------ Recorded data
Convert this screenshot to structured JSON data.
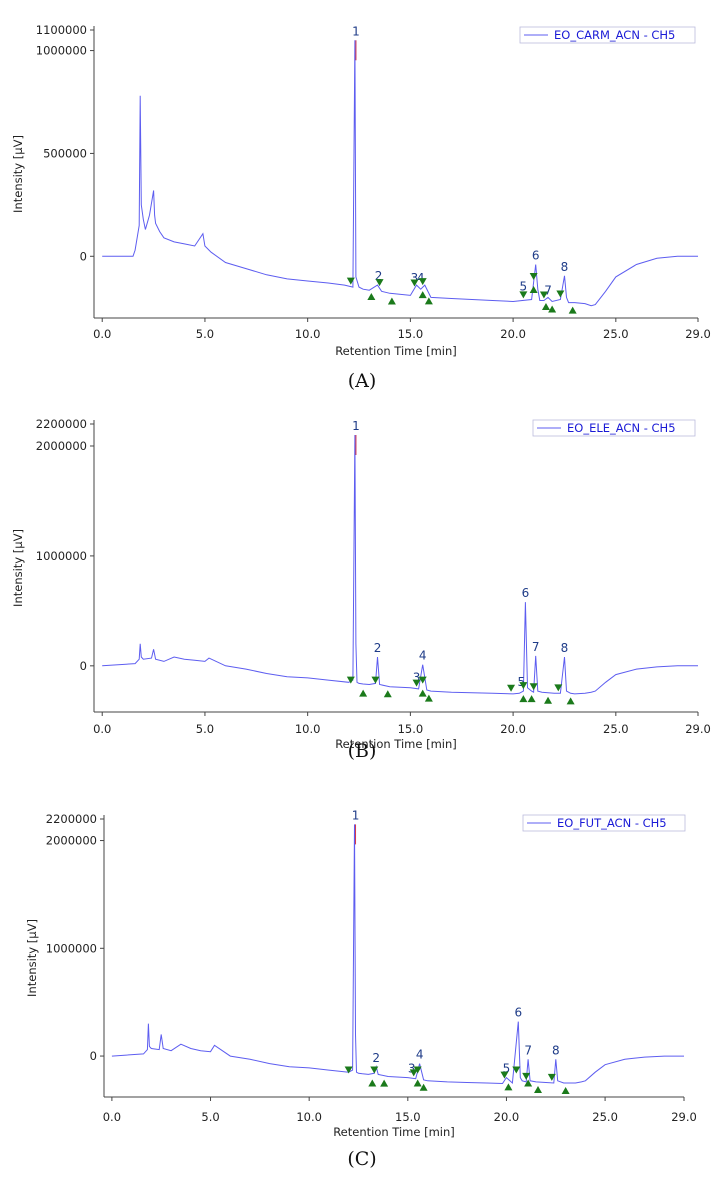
{
  "chart_data": [
    {
      "type": "line",
      "series": [
        {
          "name": "EO_CARM_ACN - CH5",
          "x": [
            0,
            1.5,
            1.6,
            1.8,
            1.85,
            1.9,
            2.0,
            2.1,
            2.3,
            2.5,
            2.55,
            2.6,
            2.8,
            3.0,
            3.5,
            4.0,
            4.5,
            4.9,
            5.0,
            5.3,
            6,
            7,
            8,
            9,
            10,
            11,
            11.8,
            12.0,
            12.2,
            12.3,
            12.35,
            12.5,
            12.7,
            13,
            13.4,
            13.6,
            14,
            15,
            15.3,
            15.5,
            15.7,
            16,
            17,
            18,
            19,
            20,
            20.9,
            21.1,
            21.2,
            21.3,
            21.5,
            21.7,
            21.9,
            22.3,
            22.5,
            22.6,
            22.7,
            23,
            23.5,
            23.8,
            24.0,
            24.5,
            25,
            26,
            27,
            28,
            29.0
          ],
          "y": [
            0,
            0,
            30000,
            150000,
            780000,
            250000,
            180000,
            130000,
            200000,
            320000,
            200000,
            160000,
            120000,
            90000,
            70000,
            60000,
            50000,
            110000,
            50000,
            20000,
            -30000,
            -60000,
            -90000,
            -110000,
            -120000,
            -130000,
            -140000,
            -145000,
            -150000,
            1050000,
            -100000,
            -150000,
            -160000,
            -165000,
            -140000,
            -170000,
            -180000,
            -190000,
            -140000,
            -160000,
            -140000,
            -200000,
            -205000,
            -210000,
            -215000,
            -220000,
            -210000,
            -40000,
            -160000,
            -215000,
            -215000,
            -200000,
            -220000,
            -210000,
            -95000,
            -200000,
            -225000,
            -225000,
            -230000,
            -240000,
            -235000,
            -170000,
            -100000,
            -40000,
            -10000,
            0,
            0
          ]
        }
      ],
      "peak_labels": [
        {
          "label": "1",
          "x": 12.35,
          "y": 1050000
        },
        {
          "label": "2",
          "x": 13.45,
          "y": -140000
        },
        {
          "label": "3",
          "x": 15.2,
          "y": -150000
        },
        {
          "label": "4",
          "x": 15.5,
          "y": -150000
        },
        {
          "label": "5",
          "x": 20.5,
          "y": -190000
        },
        {
          "label": "6",
          "x": 21.1,
          "y": -40000
        },
        {
          "label": "7",
          "x": 21.7,
          "y": -210000
        },
        {
          "label": "8",
          "x": 22.5,
          "y": -95000
        }
      ],
      "markers_down": [
        12.1,
        13.5,
        15.2,
        15.6,
        20.5,
        21.0,
        21.5,
        22.3
      ],
      "markers_up": [
        13.1,
        14.1,
        15.6,
        15.9,
        21.0,
        21.6,
        21.9,
        22.9
      ],
      "x_ticks": [
        {
          "value": 0,
          "label": "0.0"
        },
        {
          "value": 5,
          "label": "5.0"
        },
        {
          "value": 10,
          "label": "10.0"
        },
        {
          "value": 15,
          "label": "15.0"
        },
        {
          "value": 20,
          "label": "20.0"
        },
        {
          "value": 25,
          "label": "25.0"
        },
        {
          "value": 29,
          "label": "29.0"
        }
      ],
      "y_ticks": [
        {
          "value": 0,
          "label": "0"
        },
        {
          "value": 500000,
          "label": "500000"
        },
        {
          "value": 1000000,
          "label": "1000000"
        },
        {
          "value": 1100000,
          "label": "1100000"
        }
      ],
      "xlim": [
        -0.4,
        29.0
      ],
      "ylim": [
        -300000,
        1100000
      ],
      "xlabel": "Retention Time [min]",
      "ylabel": "Intensity [µV]",
      "caption": "(A)",
      "color": "#5d5df0",
      "peak_color": "#d2344a",
      "marker_color": "#1b7a1b"
    },
    {
      "type": "line",
      "series": [
        {
          "name": "EO_ELE_ACN - CH5",
          "x": [
            0,
            1.6,
            1.8,
            1.85,
            1.9,
            2.0,
            2.4,
            2.5,
            2.6,
            3,
            3.5,
            4,
            4.5,
            5,
            5.2,
            6,
            7,
            8,
            9,
            10,
            11,
            12,
            12.2,
            12.3,
            12.35,
            12.4,
            12.5,
            12.7,
            13,
            13.3,
            13.4,
            13.5,
            14,
            15,
            15.4,
            15.6,
            15.8,
            16,
            17,
            18,
            19,
            20,
            20.3,
            20.5,
            20.6,
            20.7,
            20.9,
            21.0,
            21.1,
            21.2,
            21.4,
            21.7,
            22,
            22.3,
            22.5,
            22.6,
            22.8,
            23,
            23.5,
            23.8,
            24.0,
            24.5,
            25,
            26,
            27,
            28,
            29.0
          ],
          "y": [
            0,
            20000,
            60000,
            200000,
            80000,
            60000,
            70000,
            150000,
            60000,
            40000,
            80000,
            60000,
            50000,
            40000,
            70000,
            0,
            -30000,
            -70000,
            -100000,
            -110000,
            -130000,
            -150000,
            -130000,
            2100000,
            200000,
            -150000,
            -160000,
            -165000,
            -170000,
            -160000,
            80000,
            -170000,
            -190000,
            -200000,
            -210000,
            10000,
            -220000,
            -230000,
            -240000,
            -245000,
            -250000,
            -255000,
            -250000,
            -230000,
            580000,
            -200000,
            -230000,
            -240000,
            90000,
            -230000,
            -240000,
            -245000,
            -250000,
            -250000,
            80000,
            -230000,
            -250000,
            -255000,
            -250000,
            -240000,
            -230000,
            -150000,
            -80000,
            -30000,
            -10000,
            0,
            0
          ]
        }
      ],
      "peak_labels": [
        {
          "label": "1",
          "x": 12.35,
          "y": 2100000
        },
        {
          "label": "2",
          "x": 13.4,
          "y": 80000
        },
        {
          "label": "3",
          "x": 15.3,
          "y": -190000
        },
        {
          "label": "4",
          "x": 15.6,
          "y": 10000
        },
        {
          "label": "5",
          "x": 20.4,
          "y": -230000
        },
        {
          "label": "6",
          "x": 20.6,
          "y": 580000
        },
        {
          "label": "7",
          "x": 21.1,
          "y": 90000
        },
        {
          "label": "8",
          "x": 22.5,
          "y": 80000
        }
      ],
      "markers_down": [
        12.1,
        13.3,
        15.3,
        15.6,
        19.9,
        20.5,
        21.0,
        22.2
      ],
      "markers_up": [
        12.7,
        13.9,
        15.6,
        15.9,
        20.5,
        20.9,
        21.7,
        22.8
      ],
      "x_ticks": [
        {
          "value": 0,
          "label": "0.0"
        },
        {
          "value": 5,
          "label": "5.0"
        },
        {
          "value": 10,
          "label": "10.0"
        },
        {
          "value": 15,
          "label": "15.0"
        },
        {
          "value": 20,
          "label": "20.0"
        },
        {
          "value": 25,
          "label": "25.0"
        },
        {
          "value": 29,
          "label": "29.0"
        }
      ],
      "y_ticks": [
        {
          "value": 0,
          "label": "0"
        },
        {
          "value": 1000000,
          "label": "1000000"
        },
        {
          "value": 2000000,
          "label": "2000000"
        },
        {
          "value": 2200000,
          "label": "2200000"
        }
      ],
      "xlim": [
        -0.4,
        29.0
      ],
      "ylim": [
        -420000,
        2200000
      ],
      "xlabel": "Retention Time [min]",
      "ylabel": "Intensity [µV]",
      "caption": "(B)",
      "color": "#5d5df0",
      "peak_color": "#d2344a",
      "marker_color": "#1b7a1b"
    },
    {
      "type": "line",
      "series": [
        {
          "name": "EO_FUT_ACN - CH5",
          "x": [
            0,
            1.6,
            1.8,
            1.85,
            1.9,
            2.0,
            2.4,
            2.5,
            2.6,
            3,
            3.5,
            4,
            4.5,
            5,
            5.2,
            6,
            7,
            8,
            9,
            10,
            11,
            12,
            12.2,
            12.3,
            12.35,
            12.4,
            12.5,
            12.7,
            13,
            13.3,
            13.4,
            13.5,
            14,
            15,
            15.4,
            15.6,
            15.8,
            16,
            17,
            18,
            19,
            19.8,
            20.0,
            20.3,
            20.6,
            20.7,
            20.8,
            21.0,
            21.1,
            21.2,
            21.5,
            22.0,
            22.4,
            22.5,
            22.6,
            22.9,
            23.5,
            23.8,
            24.0,
            24.5,
            25,
            26,
            27,
            28,
            29.0
          ],
          "y": [
            0,
            20000,
            60000,
            300000,
            90000,
            70000,
            60000,
            200000,
            70000,
            50000,
            110000,
            70000,
            50000,
            40000,
            100000,
            0,
            -30000,
            -70000,
            -100000,
            -110000,
            -130000,
            -150000,
            -130000,
            2150000,
            200000,
            -150000,
            -160000,
            -165000,
            -170000,
            -160000,
            -100000,
            -170000,
            -190000,
            -200000,
            -210000,
            -70000,
            -220000,
            -230000,
            -240000,
            -245000,
            -250000,
            -255000,
            -200000,
            -250000,
            320000,
            -200000,
            -230000,
            -240000,
            -30000,
            -230000,
            -240000,
            -245000,
            -250000,
            -30000,
            -230000,
            -250000,
            -250000,
            -240000,
            -230000,
            -150000,
            -80000,
            -30000,
            -10000,
            0,
            0
          ]
        }
      ],
      "peak_labels": [
        {
          "label": "1",
          "x": 12.35,
          "y": 2150000
        },
        {
          "label": "2",
          "x": 13.4,
          "y": -100000
        },
        {
          "label": "3",
          "x": 15.2,
          "y": -200000
        },
        {
          "label": "4",
          "x": 15.6,
          "y": -70000
        },
        {
          "label": "5",
          "x": 20.0,
          "y": -200000
        },
        {
          "label": "6",
          "x": 20.6,
          "y": 320000
        },
        {
          "label": "7",
          "x": 21.1,
          "y": -30000
        },
        {
          "label": "8",
          "x": 22.5,
          "y": -30000
        }
      ],
      "markers_down": [
        12.0,
        13.3,
        15.3,
        15.5,
        19.9,
        20.5,
        21.0,
        22.3
      ],
      "markers_up": [
        13.2,
        13.8,
        15.5,
        15.8,
        20.1,
        21.1,
        21.6,
        23.0
      ],
      "x_ticks": [
        {
          "value": 0,
          "label": "0.0"
        },
        {
          "value": 5,
          "label": "5.0"
        },
        {
          "value": 10,
          "label": "10.0"
        },
        {
          "value": 15,
          "label": "15.0"
        },
        {
          "value": 20,
          "label": "20.0"
        },
        {
          "value": 25,
          "label": "25.0"
        },
        {
          "value": 29,
          "label": "29.0"
        }
      ],
      "y_ticks": [
        {
          "value": 0,
          "label": "0"
        },
        {
          "value": 1000000,
          "label": "1000000"
        },
        {
          "value": 2000000,
          "label": "2000000"
        },
        {
          "value": 2200000,
          "label": "2200000"
        }
      ],
      "xlim": [
        -0.4,
        29.0
      ],
      "ylim": [
        -380000,
        2200000
      ],
      "xlabel": "Retention Time [min]",
      "ylabel": "Intensity [µV]",
      "caption": "(C)",
      "color": "#5d5df0",
      "peak_color": "#d2344a",
      "marker_color": "#1b7a1b"
    }
  ]
}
------------
» **Task objective**
Count how many lines contain "name" and give only that count.

» **Output**
3